■ RAW DATA
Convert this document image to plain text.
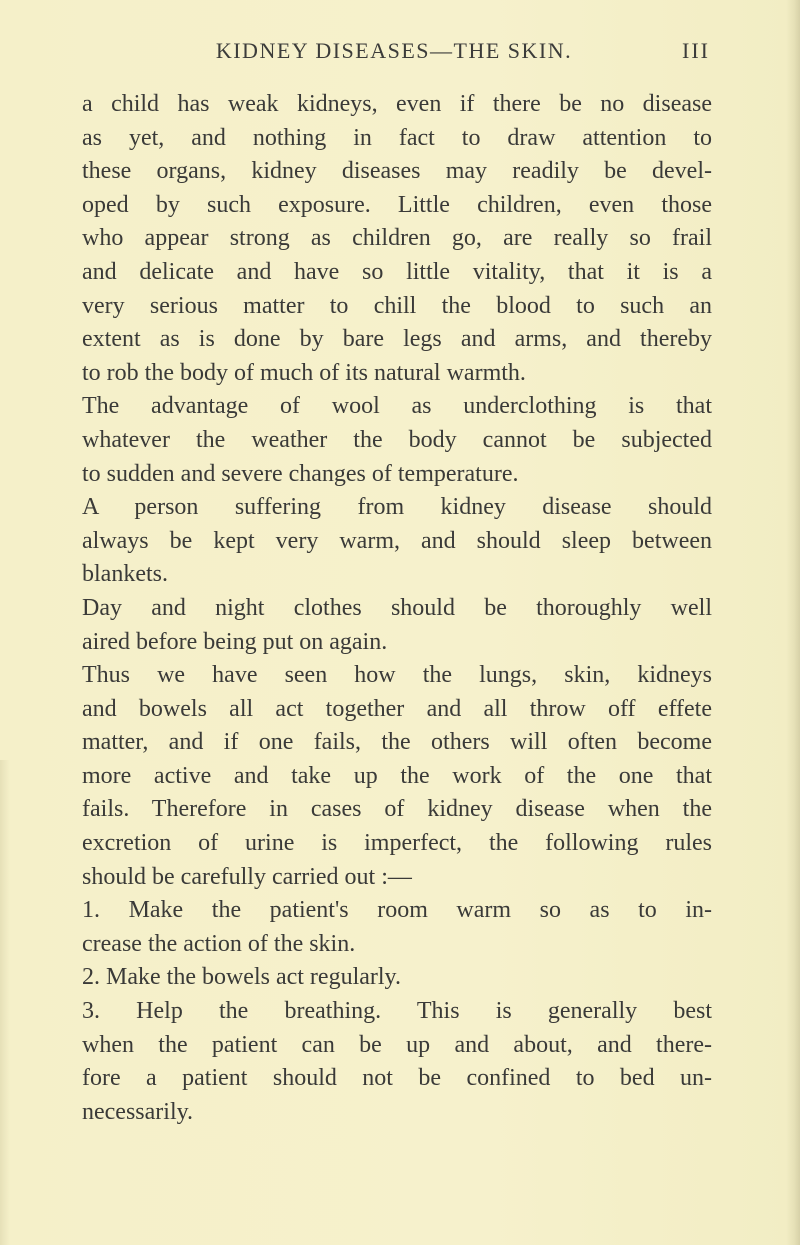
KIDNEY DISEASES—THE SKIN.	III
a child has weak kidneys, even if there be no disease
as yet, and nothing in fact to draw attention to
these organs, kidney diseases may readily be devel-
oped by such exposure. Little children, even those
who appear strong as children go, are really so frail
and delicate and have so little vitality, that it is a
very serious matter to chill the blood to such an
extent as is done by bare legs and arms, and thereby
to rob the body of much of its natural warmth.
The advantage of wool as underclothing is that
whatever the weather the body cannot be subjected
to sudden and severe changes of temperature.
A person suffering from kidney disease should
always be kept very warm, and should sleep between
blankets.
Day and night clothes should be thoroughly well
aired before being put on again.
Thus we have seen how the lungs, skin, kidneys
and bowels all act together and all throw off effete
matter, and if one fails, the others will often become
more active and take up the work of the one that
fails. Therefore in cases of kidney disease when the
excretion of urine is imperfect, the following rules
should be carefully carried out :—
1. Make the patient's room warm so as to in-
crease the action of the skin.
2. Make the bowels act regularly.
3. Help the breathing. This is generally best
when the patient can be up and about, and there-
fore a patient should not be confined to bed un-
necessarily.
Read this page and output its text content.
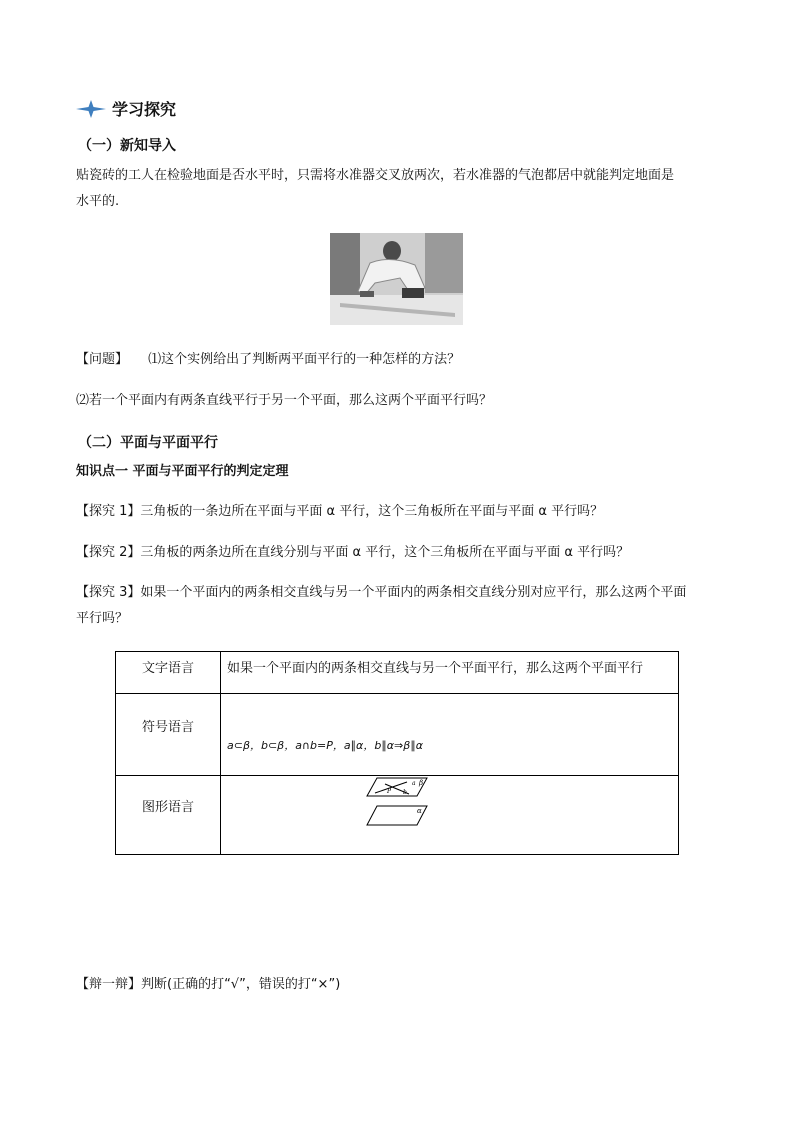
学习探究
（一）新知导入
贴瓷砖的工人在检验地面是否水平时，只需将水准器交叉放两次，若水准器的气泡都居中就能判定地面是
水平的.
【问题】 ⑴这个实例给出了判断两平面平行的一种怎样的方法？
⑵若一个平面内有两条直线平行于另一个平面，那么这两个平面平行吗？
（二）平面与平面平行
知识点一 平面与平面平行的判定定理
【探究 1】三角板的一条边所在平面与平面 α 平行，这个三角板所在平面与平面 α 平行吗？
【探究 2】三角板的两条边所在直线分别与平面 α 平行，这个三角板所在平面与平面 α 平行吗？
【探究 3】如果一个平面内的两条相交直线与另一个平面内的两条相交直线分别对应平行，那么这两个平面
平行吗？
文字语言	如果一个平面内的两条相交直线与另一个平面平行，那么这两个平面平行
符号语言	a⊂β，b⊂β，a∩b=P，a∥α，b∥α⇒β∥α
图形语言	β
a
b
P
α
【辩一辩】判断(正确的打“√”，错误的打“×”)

■ EXERCISE REQUIREMENTS
Without the pictures, print the records in full, exactly as they appear.

■ FINAL RESULT
Convert this document image to plain text.
KIDNEY DISEASES—THE SKIN.	III
a child has weak kidneys, even if there be no disease
as yet, and nothing in fact to draw attention to
these organs, kidney diseases may readily be devel-
oped by such exposure. Little children, even those
who appear strong as children go, are really so frail
and delicate and have so little vitality, that it is a
very serious matter to chill the blood to such an
extent as is done by bare legs and arms, and thereby
to rob the body of much of its natural warmth.
The advantage of wool as underclothing is that
whatever the weather the body cannot be subjected
to sudden and severe changes of temperature.
A person suffering from kidney disease should
always be kept very warm, and should sleep between
blankets.
Day and night clothes should be thoroughly well
aired before being put on again.
Thus we have seen how the lungs, skin, kidneys
and bowels all act together and all throw off effete
matter, and if one fails, the others will often become
more active and take up the work of the one that
fails. Therefore in cases of kidney disease when the
excretion of urine is imperfect, the following rules
should be carefully carried out :—
1. Make the patient's room warm so as to in-
crease the action of the skin.
2. Make the bowels act regularly.
3. Help the breathing. This is generally best
when the patient can be up and about, and there-
fore a patient should not be confined to bed un-
necessarily.
Read this page and output its text content.
学习探究
（一）新知导入
贴瓷砖的工人在检验地面是否水平时，只需将水准器交叉放两次，若水准器的气泡都居中就能判定地面是
水平的.
【问题】 ⑴这个实例给出了判断两平面平行的一种怎样的方法？
⑵若一个平面内有两条直线平行于另一个平面，那么这两个平面平行吗？
（二）平面与平面平行
知识点一 平面与平面平行的判定定理
【探究 1】三角板的一条边所在平面与平面 α 平行，这个三角板所在平面与平面 α 平行吗？
【探究 2】三角板的两条边所在直线分别与平面 α 平行，这个三角板所在平面与平面 α 平行吗？
【探究 3】如果一个平面内的两条相交直线与另一个平面内的两条相交直线分别对应平行，那么这两个平面
平行吗？
文字语言	如果一个平面内的两条相交直线与另一个平面平行，那么这两个平面平行
符号语言	a⊂β，b⊂β，a∩b=P，a∥α，b∥α⇒β∥α
图形语言	β
a
b
P
α
【辩一辩】判断(正确的打“√”，错误的打“×”)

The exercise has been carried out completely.